• What you are asked to do: Reproduce the full listing below unchanged, apart from the pictures.

[START OF Supplied data]

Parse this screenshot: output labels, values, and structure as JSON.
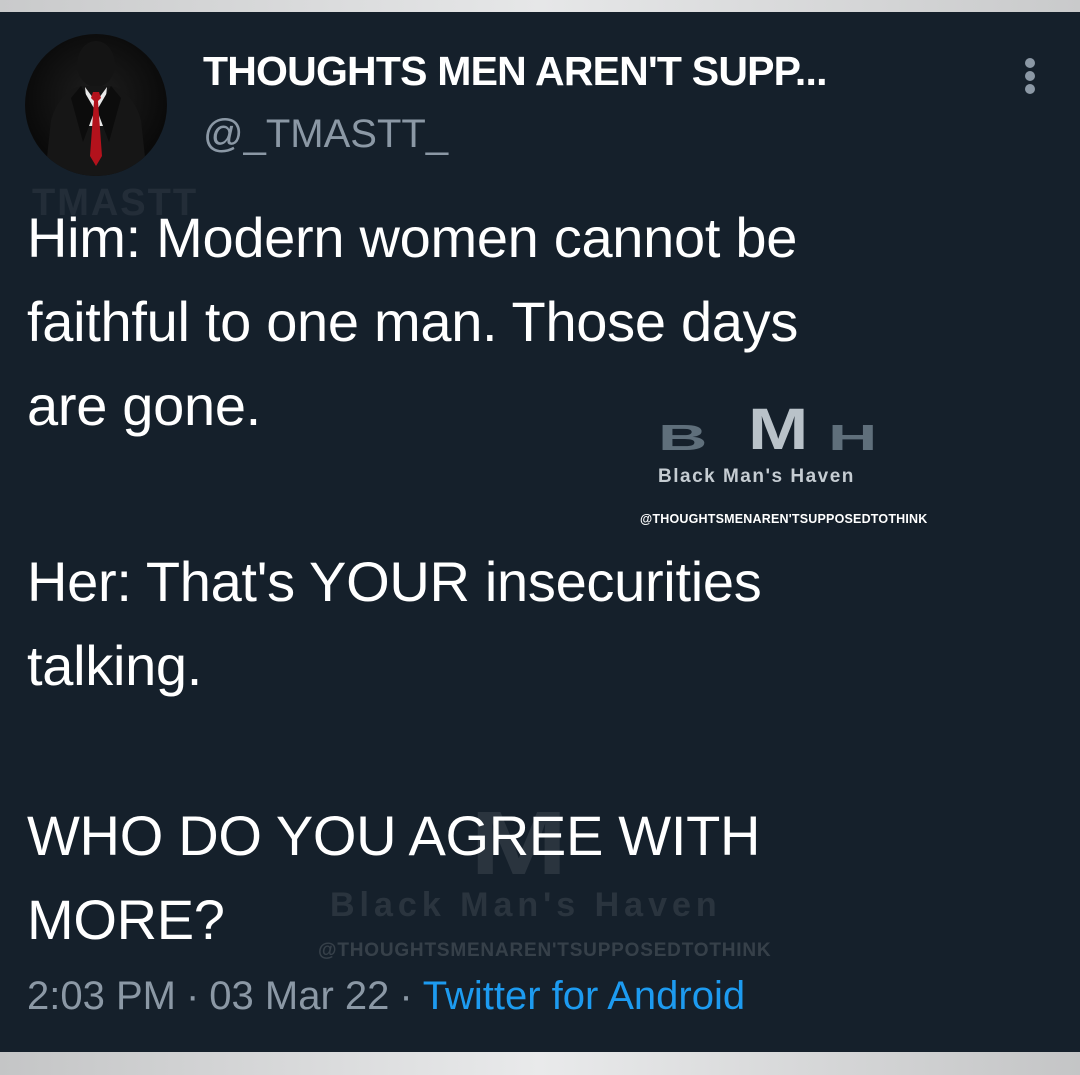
{
  "tweet": {
    "author": {
      "display_name": "THOUGHTS MEN AREN'T SUPP...",
      "handle": "@_TMASTT_"
    },
    "text_paragraphs": [
      [
        "Him: Modern women cannot be",
        "faithful to one man. Those days",
        "are gone."
      ],
      [
        "Her: That's YOUR insecurities",
        "talking."
      ],
      [
        "WHO DO YOU AGREE WITH",
        "MORE?"
      ]
    ],
    "meta": {
      "time": "2:03 PM",
      "date": "03 Mar 22",
      "separator": "·",
      "source": "Twitter for Android"
    }
  },
  "watermark": {
    "logo_letters": [
      "B",
      "M",
      "H"
    ],
    "tagline": "Black Man's Haven",
    "handle": "@THOUGHTSMENAREN'TSUPPOSEDTOTHINK"
  },
  "icons": {
    "more": "more-vertical-icon",
    "avatar": "suited-man-avatar"
  },
  "colors": {
    "background": "#15202b",
    "text": "#ffffff",
    "secondary_text": "#8b98a5",
    "link": "#1d9bf0"
  }
}
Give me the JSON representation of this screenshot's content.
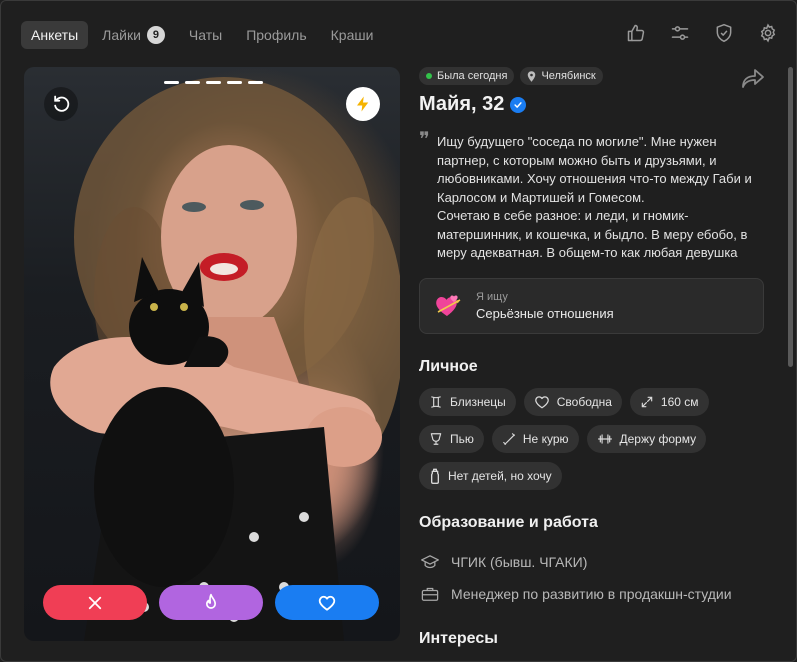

[END OF Supplied data]

• Answer to this problem:
Parse this screenshot: output labels, values, and structure as JSON.
{
  "tweet": {
    "author": {
      "display_name": "THOUGHTS MEN AREN'T SUPP...",
      "handle": "@_TMASTT_"
    },
    "text_paragraphs": [
      [
        "Him: Modern women cannot be",
        "faithful to one man. Those days",
        "are gone."
      ],
      [
        "Her: That's YOUR insecurities",
        "talking."
      ],
      [
        "WHO DO YOU AGREE WITH",
        "MORE?"
      ]
    ],
    "meta": {
      "time": "2:03 PM",
      "date": "03 Mar 22",
      "separator": "·",
      "source": "Twitter for Android"
    }
  },
  "watermark": {
    "logo_letters": [
      "B",
      "M",
      "H"
    ],
    "tagline": "Black Man's Haven",
    "handle": "@THOUGHTSMENAREN'TSUPPOSEDTOTHINK"
  },
  "icons": {
    "more": "more-vertical-icon",
    "avatar": "suited-man-avatar"
  },
  "colors": {
    "background": "#15202b",
    "text": "#ffffff",
    "secondary_text": "#8b98a5",
    "link": "#1d9bf0"
  }
}
Give me the JSON representation of this screenshot's content.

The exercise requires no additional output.